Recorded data
--- START ---

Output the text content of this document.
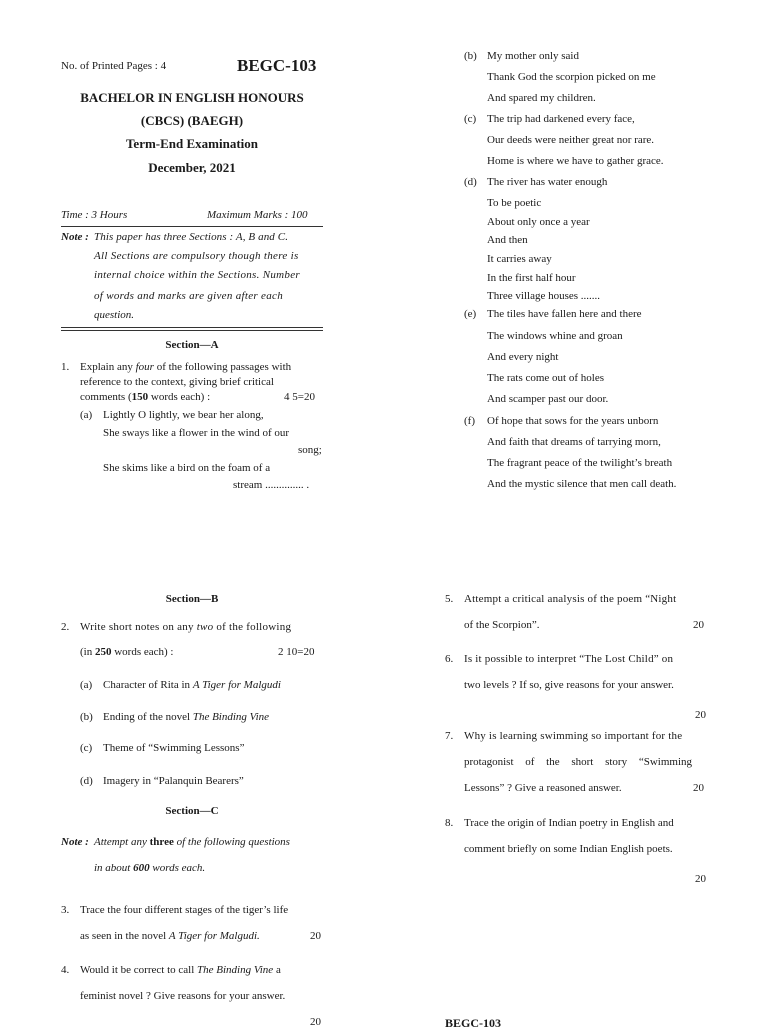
No. of Printed Pages : 4	BEGC-103
BACHELOR IN ENGLISH HONOURS
(CBCS) (BAEGH)
Term-End Examination
December, 2021
Time : 3 Hours	Maximum Marks : 100
Note : This paper has three Sections : A, B and C.
All Sections are compulsory though there is
internal choice within the Sections. Number
of words and marks are given after each
question.
Section—A
1. Explain any four of the following passages with
reference to the context, giving brief critical
comments (150 words each) :	4 5=20
(a) Lightly O lightly, we bear her along,
She sways like a flower in the wind of our
song;
She skims like a bird on the foam of a
stream .............. .
(b) My mother only said
Thank God the scorpion picked on me
And spared my children.
(c) The trip had darkened every face,
Our deeds were neither great nor rare.
Home is where we have to gather grace.
(d) The river has water enough
To be poetic
About only once a year
And then
It carries away
In the first half hour
Three village houses .......
(e) The tiles have fallen here and there
The windows whine and groan
And every night
The rats come out of holes
And scamper past our door.
(f) Of hope that sows for the years unborn
And faith that dreams of tarrying morn,
The fragrant peace of the twilight’s breath
And the mystic silence that men call death.
Section—B
2. Write short notes on any two of the following
(in 250 words each) :	2 10=20
(a) Character of Rita in A Tiger for Malgudi
(b) Ending of the novel The Binding Vine
(c) Theme of “Swimming Lessons”
(d) Imagery in “Palanquin Bearers”
Section—C
Note : Attempt any three of the following questions
in about 600 words each.
3. Trace the four different stages of the tiger’s life
as seen in the novel A Tiger for Malgudi.	20
4. Would it be correct to call The Binding Vine a
feminist novel ? Give reasons for your answer.
20
5. Attempt a critical analysis of the poem “Night
of the Scorpion”.	20
6. Is it possible to interpret “The Lost Child” on
two levels ? If so, give reasons for your answer.
20
7. Why is learning swimming so important for the
protagonist of the short story “Swimming
Lessons” ? Give a reasoned answer.	20
8. Trace the origin of Indian poetry in English and
comment briefly on some Indian English poets.
20
BEGC-103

--- END ---

- **Stated exercise**:
Pictures in the data above should not be copied; transcribe everything else exactly.

- **Response for this exercise**:
Output the text content of this document.
No. of Printed Pages : 4	BEGC-103
BACHELOR IN ENGLISH HONOURS
(CBCS) (BAEGH)
Term-End Examination
December, 2021
Time : 3 Hours	Maximum Marks : 100
Note : This paper has three Sections : A, B and C.
All Sections are compulsory though there is
internal choice within the Sections. Number
of words and marks are given after each
question.
Section—A
1. Explain any four of the following passages with
reference to the context, giving brief critical
comments (150 words each) :	4 5=20
(a) Lightly O lightly, we bear her along,
She sways like a flower in the wind of our
song;
She skims like a bird on the foam of a
stream .............. .
(b) My mother only said
Thank God the scorpion picked on me
And spared my children.
(c) The trip had darkened every face,
Our deeds were neither great nor rare.
Home is where we have to gather grace.
(d) The river has water enough
To be poetic
About only once a year
And then
It carries away
In the first half hour
Three village houses .......
(e) The tiles have fallen here and there
The windows whine and groan
And every night
The rats come out of holes
And scamper past our door.
(f) Of hope that sows for the years unborn
And faith that dreams of tarrying morn,
The fragrant peace of the twilight’s breath
And the mystic silence that men call death.
Section—B
2. Write short notes on any two of the following
(in 250 words each) :	2 10=20
(a) Character of Rita in A Tiger for Malgudi
(b) Ending of the novel The Binding Vine
(c) Theme of “Swimming Lessons”
(d) Imagery in “Palanquin Bearers”
Section—C
Note : Attempt any three of the following questions
in about 600 words each.
3. Trace the four different stages of the tiger’s life
as seen in the novel A Tiger for Malgudi.	20
4. Would it be correct to call The Binding Vine a
feminist novel ? Give reasons for your answer.
20
5. Attempt a critical analysis of the poem “Night
of the Scorpion”.	20
6. Is it possible to interpret “The Lost Child” on
two levels ? If so, give reasons for your answer.
20
7. Why is learning swimming so important for the
protagonist of the short story “Swimming
Lessons” ? Give a reasoned answer.	20
8. Trace the origin of Indian poetry in English and
comment briefly on some Indian English poets.
20
BEGC-103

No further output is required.